## [Passage provided]
What Is Localization (l10n)?

Localization is simply the act of changing a piece of software to suit a different locale. In many ways, internationalization can be thought of as building the structure of a piece of software so that it can be adjusted for different markets, and localization is the process of actually doing so for a specific market.
The W3.org group refers to localization as follows:

“Localization refers to the adaptation of a product, application or document content to meet the language, cultural and other requirements of a specific target market (a locale).

Localization is sometimes written as l10n, where 10 is the number of letters between l and n.

Often thought of only as a synonym for translation of the user interface and documentation, localization is often a substantially more complex issue. It can entail customization related to:

  1. Numeric, date and time formats
  2. Use of currency
  3. Keyboard usage
  4. Collation and sorting
  5. Symbols, icons and colors
  6. Text and graphics containing references to objects, actions or ideas which, in a given culture, may be subject to misinterpretation or viewed as insensitive.
  7. Varying legal requirements
  8. and many more things.

Localization may even necessitate a comprehensive rethinking of logic, visual design, or presentation if the way of doing business (eg., accounting) or the accepted paradigm for learning (eg., focus on individual vs. group) in a given locale differs substantially from the originating culture.”

Why Is Internationalization (i18n) Important?

In a number of Asian countries, the family name is given first, and the given name is given second. Your software needs to be able to understand the difference and present the correct information to the consumer so that that person puts in the data correctly. All of this is put in place by the process of internationalization.

Similarly, not everyone uses a ZIP code. Most countries have postcodes, and even then, the format can differ substantially. In Canada, for example, a postcode takes the form X0X 0X0, where X is a letter and 0 is a number. In the United Kingdom, however, a postcode can take the form X00 0XX, XX00 0XX, XX0, 0XX or X0 0XX. In Brazil, postcodes take the form 00000-000. Appropriate internationalization creates software that can handle multiple inputs. Even better is when the software can automatically check those inputs to ensure that the right format is used for the right country.

All of these are important aspects to developing software that consumers can relate to and use appropriately. A business that cannot accept orders through its software because that software cannot render postcodes properly is not going to last in the international market for very long. Even software that gets given names and family names mixed up is going to create distance between the software and its user base. This means that code must be internationalized throughout the development process and not as an afterthought.

As a brief example, Baidu is the number one search engine in China. It reached this position because it can resonate effectively with people within China, because it’s targeted specifically for them. While this is an example of localization rather than internationalization, it’s able to do better than Google because of this targeting and understanding of local cultures, restrictions and, possibly most importantly, government requirements, such as access to user information and, reportedly, censorship. Because Baidu isn’t particularly well internationalized, however, it hasn’t been able to break into any markets outside China. Although this is unlikely to be a concern in a country with more than 1 billion potential users, it does limit potential future growth.

## [Records supplied]
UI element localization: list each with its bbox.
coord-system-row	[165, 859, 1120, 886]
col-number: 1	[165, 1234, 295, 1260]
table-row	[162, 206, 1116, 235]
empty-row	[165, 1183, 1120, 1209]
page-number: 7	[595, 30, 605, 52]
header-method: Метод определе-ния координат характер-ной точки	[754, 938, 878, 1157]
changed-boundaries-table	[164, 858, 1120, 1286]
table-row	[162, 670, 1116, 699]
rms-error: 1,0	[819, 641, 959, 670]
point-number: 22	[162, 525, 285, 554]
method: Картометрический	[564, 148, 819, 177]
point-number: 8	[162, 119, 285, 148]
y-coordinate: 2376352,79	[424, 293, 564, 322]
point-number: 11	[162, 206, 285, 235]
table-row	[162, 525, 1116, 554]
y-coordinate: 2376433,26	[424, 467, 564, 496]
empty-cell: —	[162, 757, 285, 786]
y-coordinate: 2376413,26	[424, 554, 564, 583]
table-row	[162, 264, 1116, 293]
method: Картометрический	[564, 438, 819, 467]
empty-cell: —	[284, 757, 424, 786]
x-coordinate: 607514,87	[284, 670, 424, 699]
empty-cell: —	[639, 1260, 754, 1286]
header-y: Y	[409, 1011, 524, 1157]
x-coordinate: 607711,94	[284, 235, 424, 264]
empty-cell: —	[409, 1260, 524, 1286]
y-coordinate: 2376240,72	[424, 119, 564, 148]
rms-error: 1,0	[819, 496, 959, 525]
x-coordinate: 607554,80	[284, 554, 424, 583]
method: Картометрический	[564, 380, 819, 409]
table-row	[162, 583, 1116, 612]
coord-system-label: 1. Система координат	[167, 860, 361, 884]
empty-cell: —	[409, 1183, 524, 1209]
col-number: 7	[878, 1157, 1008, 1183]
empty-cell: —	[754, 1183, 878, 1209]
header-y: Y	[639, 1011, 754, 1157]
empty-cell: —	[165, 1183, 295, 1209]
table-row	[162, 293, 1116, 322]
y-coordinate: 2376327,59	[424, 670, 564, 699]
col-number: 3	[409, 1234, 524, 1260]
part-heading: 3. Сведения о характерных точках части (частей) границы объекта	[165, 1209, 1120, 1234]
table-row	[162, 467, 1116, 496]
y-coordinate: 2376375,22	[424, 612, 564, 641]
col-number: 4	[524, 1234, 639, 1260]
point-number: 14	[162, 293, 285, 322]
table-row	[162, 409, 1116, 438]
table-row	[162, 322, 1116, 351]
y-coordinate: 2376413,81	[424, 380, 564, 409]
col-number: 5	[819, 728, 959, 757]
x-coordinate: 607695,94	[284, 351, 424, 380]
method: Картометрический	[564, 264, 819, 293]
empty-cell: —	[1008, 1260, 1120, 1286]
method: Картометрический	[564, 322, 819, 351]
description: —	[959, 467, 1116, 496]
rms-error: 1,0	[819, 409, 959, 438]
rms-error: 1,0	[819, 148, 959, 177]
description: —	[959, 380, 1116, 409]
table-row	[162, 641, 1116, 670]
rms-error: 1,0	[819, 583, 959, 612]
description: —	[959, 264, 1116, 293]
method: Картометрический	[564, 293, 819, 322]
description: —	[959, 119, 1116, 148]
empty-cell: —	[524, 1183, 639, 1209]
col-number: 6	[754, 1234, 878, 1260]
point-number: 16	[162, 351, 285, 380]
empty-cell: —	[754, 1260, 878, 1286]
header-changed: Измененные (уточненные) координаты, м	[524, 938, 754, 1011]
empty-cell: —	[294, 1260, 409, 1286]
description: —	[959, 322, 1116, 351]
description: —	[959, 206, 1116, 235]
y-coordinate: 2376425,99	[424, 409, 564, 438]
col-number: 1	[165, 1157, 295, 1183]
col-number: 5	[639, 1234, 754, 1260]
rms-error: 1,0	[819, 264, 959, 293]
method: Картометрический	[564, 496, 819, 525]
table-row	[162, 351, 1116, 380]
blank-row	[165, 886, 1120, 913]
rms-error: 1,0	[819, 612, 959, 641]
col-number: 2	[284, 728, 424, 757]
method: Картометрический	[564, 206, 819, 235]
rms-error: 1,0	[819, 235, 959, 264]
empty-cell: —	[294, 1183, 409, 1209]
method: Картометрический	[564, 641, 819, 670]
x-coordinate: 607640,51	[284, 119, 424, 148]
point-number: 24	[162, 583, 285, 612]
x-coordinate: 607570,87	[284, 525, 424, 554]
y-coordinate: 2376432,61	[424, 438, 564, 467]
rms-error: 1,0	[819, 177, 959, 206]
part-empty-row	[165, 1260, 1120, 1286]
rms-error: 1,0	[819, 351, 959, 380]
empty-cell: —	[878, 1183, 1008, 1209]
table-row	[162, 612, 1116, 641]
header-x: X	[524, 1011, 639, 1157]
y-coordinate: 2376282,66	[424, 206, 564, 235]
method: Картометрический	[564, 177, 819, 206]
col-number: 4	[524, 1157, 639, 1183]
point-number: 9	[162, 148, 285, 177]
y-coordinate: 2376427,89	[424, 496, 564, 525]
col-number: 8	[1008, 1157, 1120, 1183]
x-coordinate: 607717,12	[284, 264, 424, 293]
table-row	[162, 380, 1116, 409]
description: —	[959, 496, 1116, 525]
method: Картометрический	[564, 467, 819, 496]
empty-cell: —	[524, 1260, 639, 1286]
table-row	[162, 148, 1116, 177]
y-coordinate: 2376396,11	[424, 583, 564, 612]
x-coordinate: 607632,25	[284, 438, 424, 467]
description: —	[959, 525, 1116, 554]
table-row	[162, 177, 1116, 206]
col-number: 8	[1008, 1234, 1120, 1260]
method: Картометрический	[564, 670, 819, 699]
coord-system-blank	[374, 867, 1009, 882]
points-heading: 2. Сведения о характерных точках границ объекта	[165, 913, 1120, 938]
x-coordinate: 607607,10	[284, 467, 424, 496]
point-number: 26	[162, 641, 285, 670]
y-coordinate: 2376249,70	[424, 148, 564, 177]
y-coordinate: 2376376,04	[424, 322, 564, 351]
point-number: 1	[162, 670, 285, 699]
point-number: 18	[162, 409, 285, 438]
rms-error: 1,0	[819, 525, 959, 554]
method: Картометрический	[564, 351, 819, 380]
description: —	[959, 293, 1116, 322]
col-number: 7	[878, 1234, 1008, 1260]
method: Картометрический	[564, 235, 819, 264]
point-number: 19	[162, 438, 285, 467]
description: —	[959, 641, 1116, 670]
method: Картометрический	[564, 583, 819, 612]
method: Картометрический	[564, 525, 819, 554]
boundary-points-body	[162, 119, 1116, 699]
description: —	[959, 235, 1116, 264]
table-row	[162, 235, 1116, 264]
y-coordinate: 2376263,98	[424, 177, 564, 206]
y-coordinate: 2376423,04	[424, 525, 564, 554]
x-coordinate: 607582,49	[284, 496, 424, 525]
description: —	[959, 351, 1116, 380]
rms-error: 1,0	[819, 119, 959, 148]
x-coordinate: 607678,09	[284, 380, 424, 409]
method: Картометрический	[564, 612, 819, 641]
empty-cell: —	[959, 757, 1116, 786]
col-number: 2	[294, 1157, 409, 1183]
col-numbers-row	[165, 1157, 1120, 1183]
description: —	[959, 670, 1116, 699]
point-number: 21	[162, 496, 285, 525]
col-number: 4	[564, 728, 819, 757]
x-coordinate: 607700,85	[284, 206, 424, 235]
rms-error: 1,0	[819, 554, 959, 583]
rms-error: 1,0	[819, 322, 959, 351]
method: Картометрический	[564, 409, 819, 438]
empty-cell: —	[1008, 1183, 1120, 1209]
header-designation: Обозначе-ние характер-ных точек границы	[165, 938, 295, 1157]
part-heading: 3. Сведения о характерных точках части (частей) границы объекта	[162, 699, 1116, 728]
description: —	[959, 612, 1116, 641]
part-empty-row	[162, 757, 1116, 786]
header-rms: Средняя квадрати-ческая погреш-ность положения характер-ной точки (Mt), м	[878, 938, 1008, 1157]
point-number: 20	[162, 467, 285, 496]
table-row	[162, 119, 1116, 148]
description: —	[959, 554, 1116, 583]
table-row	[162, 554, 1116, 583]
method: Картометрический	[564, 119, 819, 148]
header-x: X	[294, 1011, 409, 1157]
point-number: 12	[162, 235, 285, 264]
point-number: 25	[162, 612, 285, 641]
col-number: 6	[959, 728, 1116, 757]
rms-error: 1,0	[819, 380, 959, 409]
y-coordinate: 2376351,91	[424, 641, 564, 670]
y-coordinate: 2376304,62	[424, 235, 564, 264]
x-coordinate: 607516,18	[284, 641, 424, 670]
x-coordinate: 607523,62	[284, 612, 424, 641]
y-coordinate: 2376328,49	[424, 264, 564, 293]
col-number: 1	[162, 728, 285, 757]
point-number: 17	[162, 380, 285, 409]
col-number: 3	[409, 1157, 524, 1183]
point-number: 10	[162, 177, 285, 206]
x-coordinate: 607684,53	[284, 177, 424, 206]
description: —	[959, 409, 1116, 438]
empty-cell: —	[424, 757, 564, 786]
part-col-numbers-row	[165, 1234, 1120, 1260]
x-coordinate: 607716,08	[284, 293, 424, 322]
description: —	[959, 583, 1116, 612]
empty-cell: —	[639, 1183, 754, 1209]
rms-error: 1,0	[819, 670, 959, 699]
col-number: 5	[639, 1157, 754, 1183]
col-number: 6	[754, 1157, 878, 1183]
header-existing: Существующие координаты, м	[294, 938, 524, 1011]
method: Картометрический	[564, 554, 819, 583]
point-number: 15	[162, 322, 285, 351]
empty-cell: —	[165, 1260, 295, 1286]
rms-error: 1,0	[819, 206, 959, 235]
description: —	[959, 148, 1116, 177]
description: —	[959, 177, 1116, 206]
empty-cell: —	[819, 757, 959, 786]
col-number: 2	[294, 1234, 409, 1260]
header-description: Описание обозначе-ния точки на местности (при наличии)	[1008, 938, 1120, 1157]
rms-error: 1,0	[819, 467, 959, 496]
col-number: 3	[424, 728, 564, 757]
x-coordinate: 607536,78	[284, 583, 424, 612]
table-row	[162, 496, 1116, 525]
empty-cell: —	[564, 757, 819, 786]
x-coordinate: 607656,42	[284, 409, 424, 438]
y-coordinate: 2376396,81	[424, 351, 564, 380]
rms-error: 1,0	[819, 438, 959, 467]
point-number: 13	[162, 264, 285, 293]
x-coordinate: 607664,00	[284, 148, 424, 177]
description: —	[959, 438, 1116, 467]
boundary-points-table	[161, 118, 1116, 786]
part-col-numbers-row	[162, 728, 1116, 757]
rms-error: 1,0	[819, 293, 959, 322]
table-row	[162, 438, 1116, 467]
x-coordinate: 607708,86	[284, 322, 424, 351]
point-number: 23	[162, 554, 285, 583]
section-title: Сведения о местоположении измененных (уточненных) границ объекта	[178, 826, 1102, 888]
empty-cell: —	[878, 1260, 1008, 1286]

## [Problem to solve]
Reproduce the passage on localization and internationalization from "1. Numeric, date" up to and including "Internationalization (i18n) Important?". Work from the passage on localization and internationalization alone.

## [Answer for the task]
1. Numeric, date and time formats
  2. Use of currency
  3. Keyboard usage
  4. Collation and sorting
  5. Symbols, icons and colors
  6. Text and graphics containing references to objects, actions or ideas which, in a given culture, may be subject to misinterpretation or viewed as insensitive.
  7. Varying legal requirements
  8. and many more things.

Localization may even necessitate a comprehensive rethinking of logic, visual design, or presentation if the way of doing business (eg., accounting) or the accepted paradigm for learning (eg., focus on individual vs. group) in a given locale differs substantially from the originating culture.”

Why Is Internationalization (i18n) Important?